>> Begin Supplied entries
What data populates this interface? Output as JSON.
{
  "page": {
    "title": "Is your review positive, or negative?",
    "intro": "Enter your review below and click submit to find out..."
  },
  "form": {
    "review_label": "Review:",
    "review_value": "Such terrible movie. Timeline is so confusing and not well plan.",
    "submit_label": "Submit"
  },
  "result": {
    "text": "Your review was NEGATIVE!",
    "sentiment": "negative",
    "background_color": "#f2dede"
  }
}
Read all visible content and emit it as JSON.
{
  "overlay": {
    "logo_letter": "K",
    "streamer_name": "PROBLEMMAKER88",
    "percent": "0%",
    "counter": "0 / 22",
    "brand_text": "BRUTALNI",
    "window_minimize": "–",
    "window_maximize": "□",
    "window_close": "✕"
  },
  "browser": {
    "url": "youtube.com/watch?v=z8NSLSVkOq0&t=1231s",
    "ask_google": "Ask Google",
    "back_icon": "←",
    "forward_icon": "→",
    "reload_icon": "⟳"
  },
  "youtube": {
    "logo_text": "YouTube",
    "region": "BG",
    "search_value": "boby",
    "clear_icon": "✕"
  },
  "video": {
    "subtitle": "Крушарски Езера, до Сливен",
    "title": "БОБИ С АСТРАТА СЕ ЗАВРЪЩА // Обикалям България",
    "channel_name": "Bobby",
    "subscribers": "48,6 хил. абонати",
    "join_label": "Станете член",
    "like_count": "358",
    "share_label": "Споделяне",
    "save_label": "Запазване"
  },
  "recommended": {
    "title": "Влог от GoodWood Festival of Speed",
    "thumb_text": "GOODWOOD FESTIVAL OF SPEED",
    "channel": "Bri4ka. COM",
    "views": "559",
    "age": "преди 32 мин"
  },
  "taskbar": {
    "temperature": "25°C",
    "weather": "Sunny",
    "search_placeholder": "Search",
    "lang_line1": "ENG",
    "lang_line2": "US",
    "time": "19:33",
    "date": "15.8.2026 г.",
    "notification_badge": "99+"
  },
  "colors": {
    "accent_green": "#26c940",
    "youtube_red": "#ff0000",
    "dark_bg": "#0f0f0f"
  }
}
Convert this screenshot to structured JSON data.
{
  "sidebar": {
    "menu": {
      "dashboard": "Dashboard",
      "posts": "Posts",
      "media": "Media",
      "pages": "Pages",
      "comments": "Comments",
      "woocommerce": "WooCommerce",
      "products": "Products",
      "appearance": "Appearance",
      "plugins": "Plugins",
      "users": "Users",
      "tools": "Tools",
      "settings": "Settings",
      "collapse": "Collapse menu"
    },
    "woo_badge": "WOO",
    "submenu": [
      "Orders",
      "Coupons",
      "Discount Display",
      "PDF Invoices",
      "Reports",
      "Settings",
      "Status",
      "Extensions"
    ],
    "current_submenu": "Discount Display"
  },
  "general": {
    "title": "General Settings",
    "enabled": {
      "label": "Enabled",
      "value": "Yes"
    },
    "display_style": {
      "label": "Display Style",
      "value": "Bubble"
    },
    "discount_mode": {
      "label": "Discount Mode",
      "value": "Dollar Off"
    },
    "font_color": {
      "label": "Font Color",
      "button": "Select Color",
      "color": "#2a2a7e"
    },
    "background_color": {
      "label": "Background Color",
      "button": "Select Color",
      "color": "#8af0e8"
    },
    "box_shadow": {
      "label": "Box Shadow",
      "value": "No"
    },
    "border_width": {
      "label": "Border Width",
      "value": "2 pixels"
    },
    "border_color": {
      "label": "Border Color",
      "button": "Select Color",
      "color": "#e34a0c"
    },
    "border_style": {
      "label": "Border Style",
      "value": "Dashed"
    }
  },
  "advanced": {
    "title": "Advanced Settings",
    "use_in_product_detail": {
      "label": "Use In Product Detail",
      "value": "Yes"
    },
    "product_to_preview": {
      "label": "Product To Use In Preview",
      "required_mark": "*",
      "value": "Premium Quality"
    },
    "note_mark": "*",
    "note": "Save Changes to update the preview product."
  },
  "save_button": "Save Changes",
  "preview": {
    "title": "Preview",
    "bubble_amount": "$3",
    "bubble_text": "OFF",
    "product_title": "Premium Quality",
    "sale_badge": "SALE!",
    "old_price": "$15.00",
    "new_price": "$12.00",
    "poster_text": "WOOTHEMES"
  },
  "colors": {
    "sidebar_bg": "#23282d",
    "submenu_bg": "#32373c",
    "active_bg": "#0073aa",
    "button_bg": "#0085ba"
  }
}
>> End Supplied entries
From the listing above, extract all records word for word.

__Exercise solution__:
What data populates this interface? Output as JSON.
{
  "page": {
    "title": "Is your review positive, or negative?",
    "intro": "Enter your review below and click submit to find out..."
  },
  "form": {
    "review_label": "Review:",
    "review_value": "Such terrible movie. Timeline is so confusing and not well plan.",
    "submit_label": "Submit"
  },
  "result": {
    "text": "Your review was NEGATIVE!",
    "sentiment": "negative",
    "background_color": "#f2dede"
  }
}
Read all visible content and emit it as JSON.
{
  "overlay": {
    "logo_letter": "K",
    "streamer_name": "PROBLEMMAKER88",
    "percent": "0%",
    "counter": "0 / 22",
    "brand_text": "BRUTALNI",
    "window_minimize": "–",
    "window_maximize": "□",
    "window_close": "✕"
  },
  "browser": {
    "url": "youtube.com/watch?v=z8NSLSVkOq0&t=1231s",
    "ask_google": "Ask Google",
    "back_icon": "←",
    "forward_icon": "→",
    "reload_icon": "⟳"
  },
  "youtube": {
    "logo_text": "YouTube",
    "region": "BG",
    "search_value": "boby",
    "clear_icon": "✕"
  },
  "video": {
    "subtitle": "Крушарски Езера, до Сливен",
    "title": "БОБИ С АСТРАТА СЕ ЗАВРЪЩА // Обикалям България",
    "channel_name": "Bobby",
    "subscribers": "48,6 хил. абонати",
    "join_label": "Станете член",
    "like_count": "358",
    "share_label": "Споделяне",
    "save_label": "Запазване"
  },
  "recommended": {
    "title": "Влог от GoodWood Festival of Speed",
    "thumb_text": "GOODWOOD FESTIVAL OF SPEED",
    "channel": "Bri4ka. COM",
    "views": "559",
    "age": "преди 32 мин"
  },
  "taskbar": {
    "temperature": "25°C",
    "weather": "Sunny",
    "search_placeholder": "Search",
    "lang_line1": "ENG",
    "lang_line2": "US",
    "time": "19:33",
    "date": "15.8.2026 г.",
    "notification_badge": "99+"
  },
  "colors": {
    "accent_green": "#26c940",
    "youtube_red": "#ff0000",
    "dark_bg": "#0f0f0f"
  }
}
Convert this screenshot to structured JSON data.
{
  "sidebar": {
    "menu": {
      "dashboard": "Dashboard",
      "posts": "Posts",
      "media": "Media",
      "pages": "Pages",
      "comments": "Comments",
      "woocommerce": "WooCommerce",
      "products": "Products",
      "appearance": "Appearance",
      "plugins": "Plugins",
      "users": "Users",
      "tools": "Tools",
      "settings": "Settings",
      "collapse": "Collapse menu"
    },
    "woo_badge": "WOO",
    "submenu": [
      "Orders",
      "Coupons",
      "Discount Display",
      "PDF Invoices",
      "Reports",
      "Settings",
      "Status",
      "Extensions"
    ],
    "current_submenu": "Discount Display"
  },
  "general": {
    "title": "General Settings",
    "enabled": {
      "label": "Enabled",
      "value": "Yes"
    },
    "display_style": {
      "label": "Display Style",
      "value": "Bubble"
    },
    "discount_mode": {
      "label": "Discount Mode",
      "value": "Dollar Off"
    },
    "font_color": {
      "label": "Font Color",
      "button": "Select Color",
      "color": "#2a2a7e"
    },
    "background_color": {
      "label": "Background Color",
      "button": "Select Color",
      "color": "#8af0e8"
    },
    "box_shadow": {
      "label": "Box Shadow",
      "value": "No"
    },
    "border_width": {
      "label": "Border Width",
      "value": "2 pixels"
    },
    "border_color": {
      "label": "Border Color",
      "button": "Select Color",
      "color": "#e34a0c"
    },
    "border_style": {
      "label": "Border Style",
      "value": "Dashed"
    }
  },
  "advanced": {
    "title": "Advanced Settings",
    "use_in_product_detail": {
      "label": "Use In Product Detail",
      "value": "Yes"
    },
    "product_to_preview": {
      "label": "Product To Use In Preview",
      "required_mark": "*",
      "value": "Premium Quality"
    },
    "note_mark": "*",
    "note": "Save Changes to update the preview product."
  },
  "save_button": "Save Changes",
  "preview": {
    "title": "Preview",
    "bubble_amount": "$3",
    "bubble_text": "OFF",
    "product_title": "Premium Quality",
    "sale_badge": "SALE!",
    "old_price": "$15.00",
    "new_price": "$12.00",
    "poster_text": "WOOTHEMES"
  },
  "colors": {
    "sidebar_bg": "#23282d",
    "submenu_bg": "#32373c",
    "active_bg": "#0073aa",
    "button_bg": "#0085ba"
  }
}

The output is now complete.